## Prompt
Repeat each line word for word.

## Records supplied
━━━━━━━━━━━━━━━━━━━━
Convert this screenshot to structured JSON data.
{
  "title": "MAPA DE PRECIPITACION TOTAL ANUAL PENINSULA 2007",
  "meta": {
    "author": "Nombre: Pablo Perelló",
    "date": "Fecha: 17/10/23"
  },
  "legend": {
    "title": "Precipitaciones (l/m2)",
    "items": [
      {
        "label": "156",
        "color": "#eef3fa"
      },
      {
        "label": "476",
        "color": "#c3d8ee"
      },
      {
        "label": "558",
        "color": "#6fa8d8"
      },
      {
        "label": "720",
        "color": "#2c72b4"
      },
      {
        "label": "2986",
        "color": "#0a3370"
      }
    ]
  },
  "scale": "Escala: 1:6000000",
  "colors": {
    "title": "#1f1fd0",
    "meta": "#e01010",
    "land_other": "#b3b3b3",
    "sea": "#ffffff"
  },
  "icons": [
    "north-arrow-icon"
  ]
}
━━━━━━━━━━━━━━━━━━━━
## Exercise answer
Convert this screenshot to structured JSON data.
{
  "title": "MAPA DE PRECIPITACION TOTAL ANUAL PENINSULA 2007",
  "meta": {
    "author": "Nombre: Pablo Perelló",
    "date": "Fecha: 17/10/23"
  },
  "legend": {
    "title": "Precipitaciones (l/m2)",
    "items": [
      {
        "label": "156",
        "color": "#eef3fa"
      },
      {
        "label": "476",
        "color": "#c3d8ee"
      },
      {
        "label": "558",
        "color": "#6fa8d8"
      },
      {
        "label": "720",
        "color": "#2c72b4"
      },
      {
        "label": "2986",
        "color": "#0a3370"
      }
    ]
  },
  "scale": "Escala: 1:6000000",
  "colors": {
    "title": "#1f1fd0",
    "meta": "#e01010",
    "land_other": "#b3b3b3",
    "sea": "#ffffff"
  },
  "icons": [
    "north-arrow-icon"
  ]
}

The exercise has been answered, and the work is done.